### Dataset extract:
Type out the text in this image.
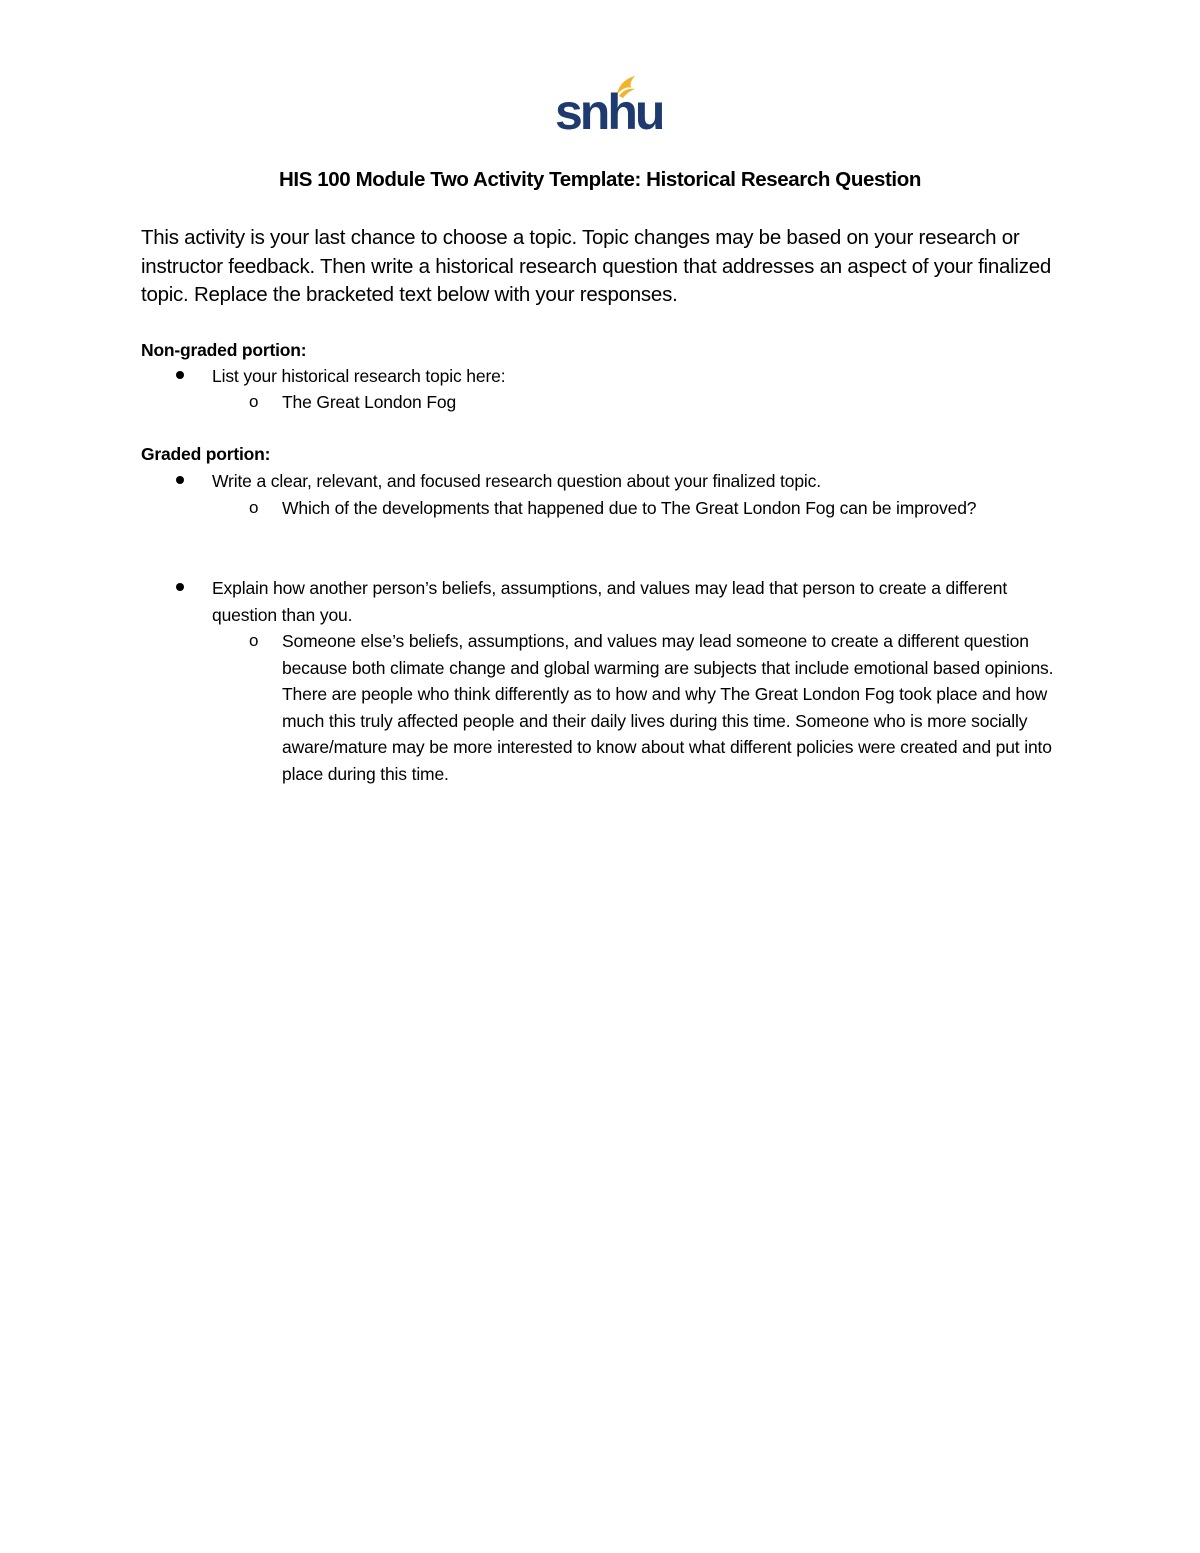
snhu
HIS 100 Module Two Activity Template: Historical Research Question
This activity is your last chance to choose a topic. Topic changes may be based on your research or instructor feedback. Then write a historical research question that addresses an aspect of your finalized topic. Replace the bracketed text below with your responses.
Non-graded portion:
List your historical research topic here:
o The Great London Fog
Graded portion:
Write a clear, relevant, and focused research question about your finalized topic.
o Which of the developments that happened due to The Great London Fog can be improved?
Explain how another person’s beliefs, assumptions, and values may lead that person to create a different question than you.
o Someone else’s beliefs, assumptions, and values may lead someone to create a different question because both climate change and global warming are subjects that include emotional based opinions. There are people who think differently as to how and why The Great London Fog took place and how much this truly affected people and their daily lives during this time. Someone who is more socially aware/mature may be more interested to know about what different policies were created and put into place during this time.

### What the task asks:
Search the records above for "that". Copy each line where it is found.

### Output of the exercise:
This activity is your last chance to choose a topic. Topic changes may be based on your research or instructor feedback. Then write a historical research question that addresses an aspect of your finalized topic. Replace the bracketed text below with your responses.
o Which of the developments that happened due to The Great London Fog can be improved?
Explain how another person’s beliefs, assumptions, and values may lead that person to create a different question than you.
o Someone else’s beliefs, assumptions, and values may lead someone to create a different question because both climate change and global warming are subjects that include emotional based opinions. There are people who think differently as to how and why The Great London Fog took place and how much this truly affected people and their daily lives during this time. Someone who is more socially aware/mature may be more interested to know about what different policies were created and put into place during this time.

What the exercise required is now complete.